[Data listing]
■ ■ ■ ■ ■

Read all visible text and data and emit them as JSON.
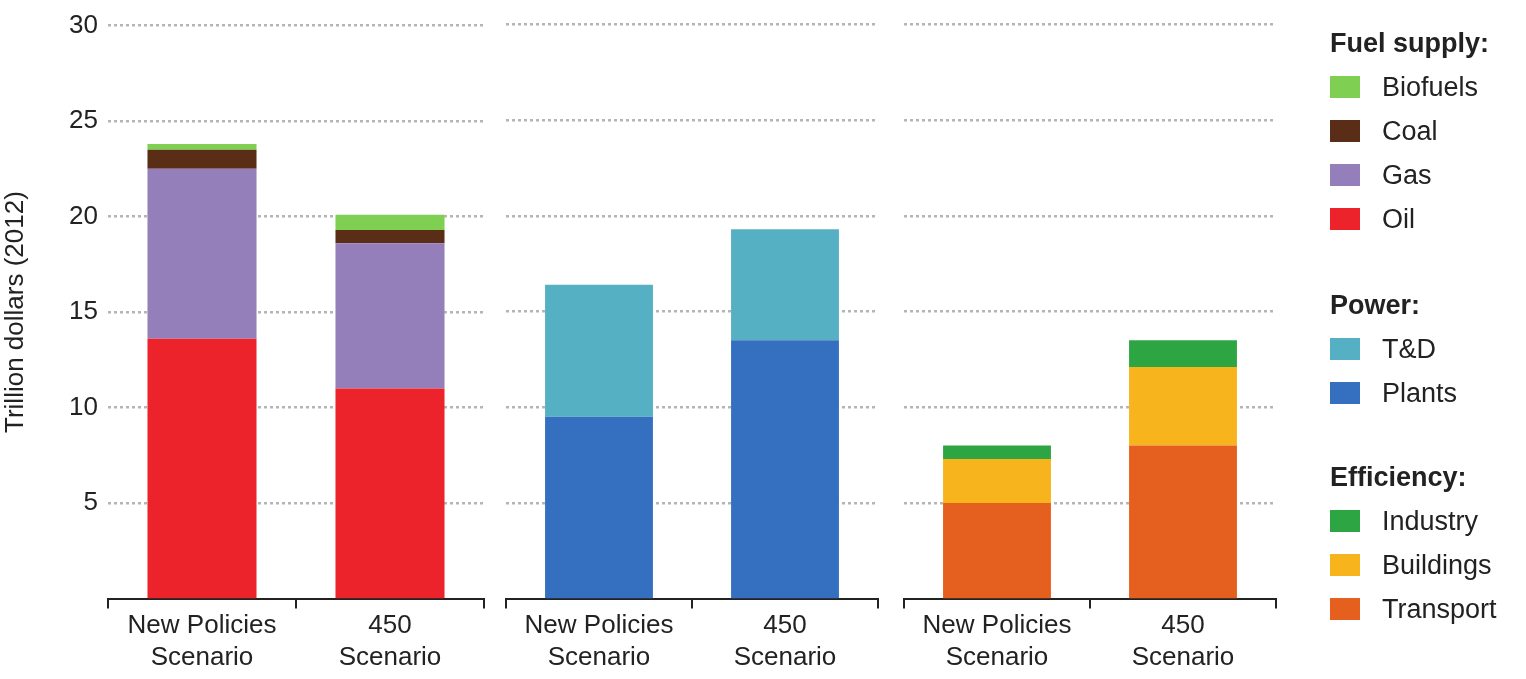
{
  "chart_data": [
    {
      "type": "bar",
      "stacked": true,
      "ylabel": "Trillion dollars (2012)",
      "categories": [
        "New Policies Scenario",
        "450 Scenario"
      ],
      "ylim": [
        0,
        30
      ],
      "yticks": [
        5,
        10,
        15,
        20,
        25,
        30
      ],
      "grid": "y",
      "legend": "right",
      "legend_title": "Fuel supply:",
      "series": [
        {
          "name": "Oil",
          "color": "#ec232b",
          "values": [
            13.6,
            11.0
          ]
        },
        {
          "name": "Gas",
          "color": "#957fba",
          "values": [
            8.9,
            7.6
          ]
        },
        {
          "name": "Coal",
          "color": "#5a2d17",
          "values": [
            1.0,
            0.7
          ]
        },
        {
          "name": "Biofuels",
          "color": "#7ecf52",
          "values": [
            0.3,
            0.8
          ]
        }
      ]
    },
    {
      "type": "bar",
      "stacked": true,
      "categories": [
        "New Policies Scenario",
        "450 Scenario"
      ],
      "ylim": [
        0,
        30
      ],
      "yticks": [
        5,
        10,
        15,
        20,
        25,
        30
      ],
      "grid": "y",
      "tick_labels": "x",
      "legend": "right",
      "legend_title": "Power:",
      "series": [
        {
          "name": "Plants",
          "color": "#3570c0",
          "values": [
            9.5,
            13.5
          ]
        },
        {
          "name": "T&D",
          "color": "#56b0c4",
          "values": [
            6.9,
            5.8
          ]
        }
      ]
    },
    {
      "type": "bar",
      "stacked": true,
      "categories": [
        "New Policies Scenario",
        "450 Scenario"
      ],
      "ylim": [
        0,
        30
      ],
      "yticks": [
        5,
        10,
        15,
        20,
        25,
        30
      ],
      "grid": "y",
      "tick_labels": "x",
      "legend": "right",
      "legend_title": "Efficiency:",
      "series": [
        {
          "name": "Transport",
          "color": "#e5601f",
          "values": [
            5.0,
            8.0
          ]
        },
        {
          "name": "Buildings",
          "color": "#f8b41c",
          "values": [
            2.3,
            4.1
          ]
        },
        {
          "name": "Industry",
          "color": "#2ea543",
          "values": [
            0.7,
            1.4
          ]
        }
      ]
    }
  ]
}
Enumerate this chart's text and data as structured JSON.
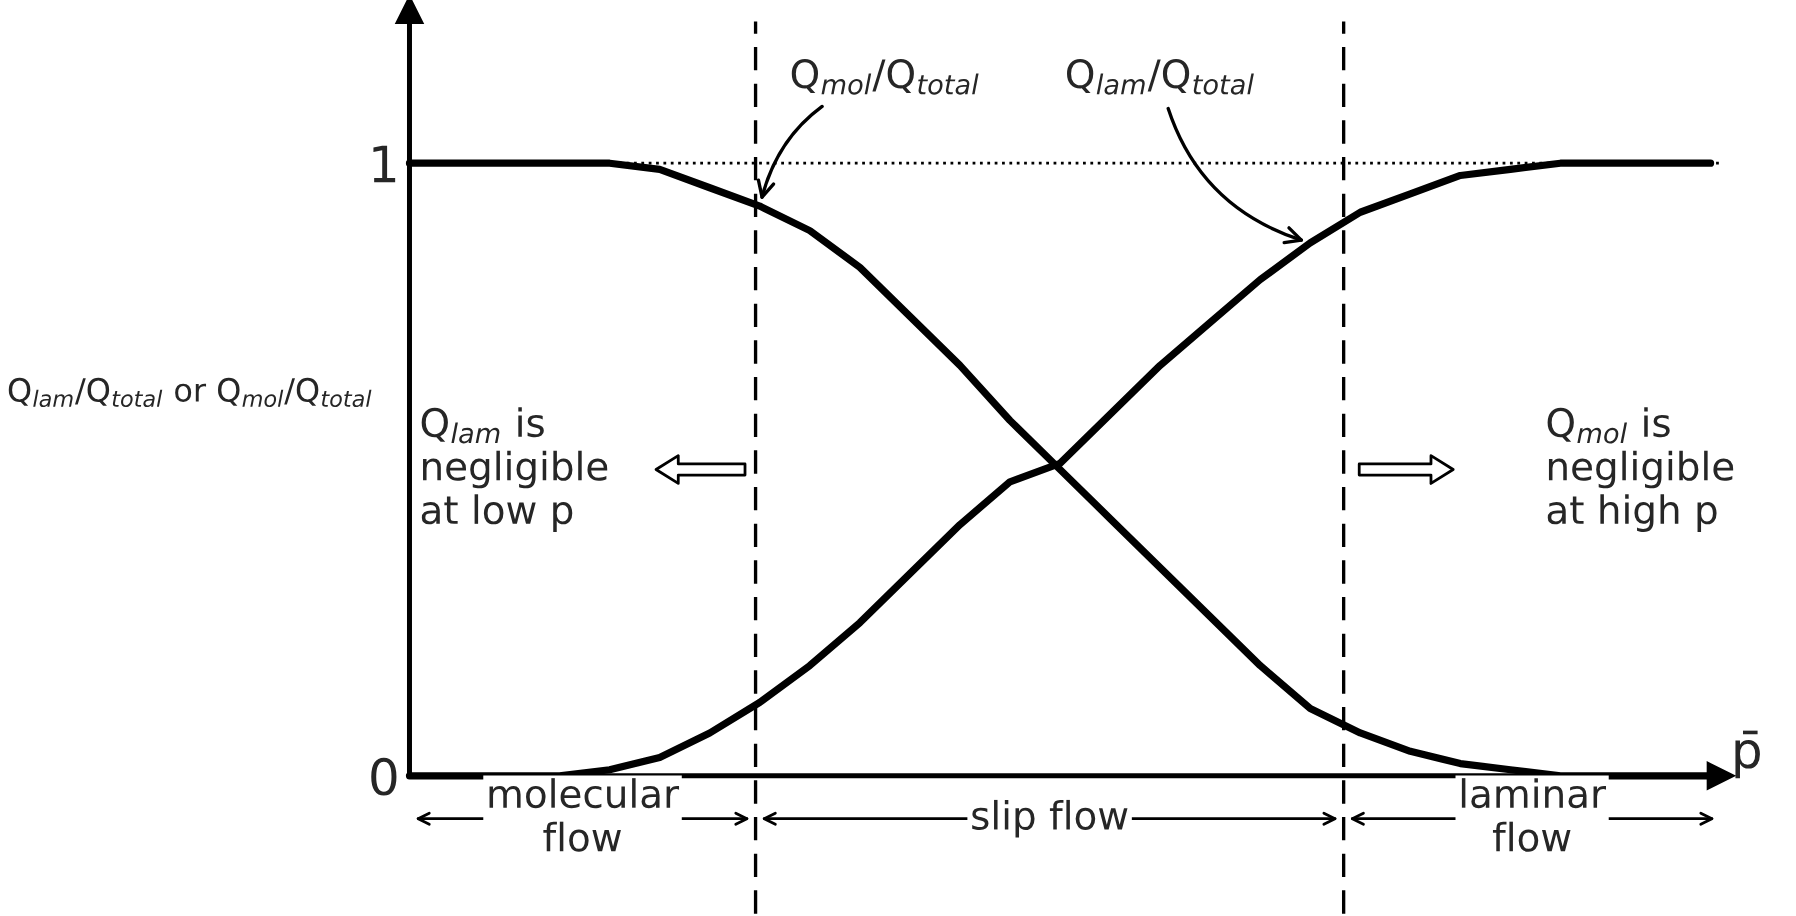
{
  "chart_data": {
    "type": "line",
    "ylabel": "Q$_{lam}$/Q$_{total}$ or Q$_{mol}$/Q$_{total}$",
    "xlabel": "p̄",
    "categories": [
      null,
      null,
      null,
      null,
      null,
      null,
      null,
      null,
      null,
      null,
      null,
      null,
      null,
      null,
      null,
      null,
      null,
      null,
      null,
      null,
      null,
      null,
      null,
      null,
      null,
      null,
      null
    ],
    "series": [
      {
        "name": "Q$_{mol}$/Q$_{total}$",
        "color": "#000000",
        "values": [
          1,
          1,
          1,
          1,
          1,
          0.99,
          0.96,
          0.93,
          0.89,
          0.83,
          0.75,
          0.67,
          0.58,
          0.5,
          0.42,
          0.34,
          0.26,
          0.18,
          0.11,
          0.07,
          0.04,
          0.02,
          0.01,
          0,
          0,
          0,
          0
        ]
      },
      {
        "name": "Q$_{lam}$/Q$_{total}$",
        "color": "#000000",
        "values": [
          0,
          0,
          0,
          0,
          0.01,
          0.03,
          0.07,
          0.12,
          0.18,
          0.25,
          0.33,
          0.41,
          0.48,
          0.51,
          0.59,
          0.67,
          0.74,
          0.81,
          0.87,
          0.92,
          0.95,
          0.98,
          0.99,
          1,
          1,
          1,
          1
        ]
      }
    ],
    "ylim": [
      0,
      1.25
    ],
    "yticks": [
      0,
      1
    ],
    "tick_labels": "y",
    "grid": false,
    "marker": "none",
    "line_style": "solid",
    "ref_lines": [
      {
        "axis": "y",
        "value": 1,
        "line_style": "dotted",
        "color": "#000000"
      }
    ],
    "annotations": [
      "Q$_{lam}$ is\nnegligible\nat low p",
      "Q$_{mol}$ is\nnegligible\nat high p",
      "molecular\nflow",
      "slip flow",
      "laminar\nflow"
    ]
  }
}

■ ■ ■ ■ ■

→ Work to do
Write out the listing above again, exactly, but with no pictures in the copy.

→ Solution
Read all visible text and data and emit them as JSON.
{
  "chart_data": [
    {
      "type": "bar",
      "stacked": true,
      "ylabel": "Trillion dollars (2012)",
      "categories": [
        "New Policies Scenario",
        "450 Scenario"
      ],
      "ylim": [
        0,
        30
      ],
      "yticks": [
        5,
        10,
        15,
        20,
        25,
        30
      ],
      "grid": "y",
      "legend": "right",
      "legend_title": "Fuel supply:",
      "series": [
        {
          "name": "Oil",
          "color": "#ec232b",
          "values": [
            13.6,
            11.0
          ]
        },
        {
          "name": "Gas",
          "color": "#957fba",
          "values": [
            8.9,
            7.6
          ]
        },
        {
          "name": "Coal",
          "color": "#5a2d17",
          "values": [
            1.0,
            0.7
          ]
        },
        {
          "name": "Biofuels",
          "color": "#7ecf52",
          "values": [
            0.3,
            0.8
          ]
        }
      ]
    },
    {
      "type": "bar",
      "stacked": true,
      "categories": [
        "New Policies Scenario",
        "450 Scenario"
      ],
      "ylim": [
        0,
        30
      ],
      "yticks": [
        5,
        10,
        15,
        20,
        25,
        30
      ],
      "grid": "y",
      "tick_labels": "x",
      "legend": "right",
      "legend_title": "Power:",
      "series": [
        {
          "name": "Plants",
          "color": "#3570c0",
          "values": [
            9.5,
            13.5
          ]
        },
        {
          "name": "T&D",
          "color": "#56b0c4",
          "values": [
            6.9,
            5.8
          ]
        }
      ]
    },
    {
      "type": "bar",
      "stacked": true,
      "categories": [
        "New Policies Scenario",
        "450 Scenario"
      ],
      "ylim": [
        0,
        30
      ],
      "yticks": [
        5,
        10,
        15,
        20,
        25,
        30
      ],
      "grid": "y",
      "tick_labels": "x",
      "legend": "right",
      "legend_title": "Efficiency:",
      "series": [
        {
          "name": "Transport",
          "color": "#e5601f",
          "values": [
            5.0,
            8.0
          ]
        },
        {
          "name": "Buildings",
          "color": "#f8b41c",
          "values": [
            2.3,
            4.1
          ]
        },
        {
          "name": "Industry",
          "color": "#2ea543",
          "values": [
            0.7,
            1.4
          ]
        }
      ]
    }
  ]
}
Enumerate this chart's text and data as structured JSON.
{
  "chart_data": {
    "type": "line",
    "ylabel": "Q$_{lam}$/Q$_{total}$ or Q$_{mol}$/Q$_{total}$",
    "xlabel": "p̄",
    "categories": [
      null,
      null,
      null,
      null,
      null,
      null,
      null,
      null,
      null,
      null,
      null,
      null,
      null,
      null,
      null,
      null,
      null,
      null,
      null,
      null,
      null,
      null,
      null,
      null,
      null,
      null,
      null
    ],
    "series": [
      {
        "name": "Q$_{mol}$/Q$_{total}$",
        "color": "#000000",
        "values": [
          1,
          1,
          1,
          1,
          1,
          0.99,
          0.96,
          0.93,
          0.89,
          0.83,
          0.75,
          0.67,
          0.58,
          0.5,
          0.42,
          0.34,
          0.26,
          0.18,
          0.11,
          0.07,
          0.04,
          0.02,
          0.01,
          0,
          0,
          0,
          0
        ]
      },
      {
        "name": "Q$_{lam}$/Q$_{total}$",
        "color": "#000000",
        "values": [
          0,
          0,
          0,
          0,
          0.01,
          0.03,
          0.07,
          0.12,
          0.18,
          0.25,
          0.33,
          0.41,
          0.48,
          0.51,
          0.59,
          0.67,
          0.74,
          0.81,
          0.87,
          0.92,
          0.95,
          0.98,
          0.99,
          1,
          1,
          1,
          1
        ]
      }
    ],
    "ylim": [
      0,
      1.25
    ],
    "yticks": [
      0,
      1
    ],
    "tick_labels": "y",
    "grid": false,
    "marker": "none",
    "line_style": "solid",
    "ref_lines": [
      {
        "axis": "y",
        "value": 1,
        "line_style": "dotted",
        "color": "#000000"
      }
    ],
    "annotations": [
      "Q$_{lam}$ is\nnegligible\nat low p",
      "Q$_{mol}$ is\nnegligible\nat high p",
      "molecular\nflow",
      "slip flow",
      "laminar\nflow"
    ]
  }
}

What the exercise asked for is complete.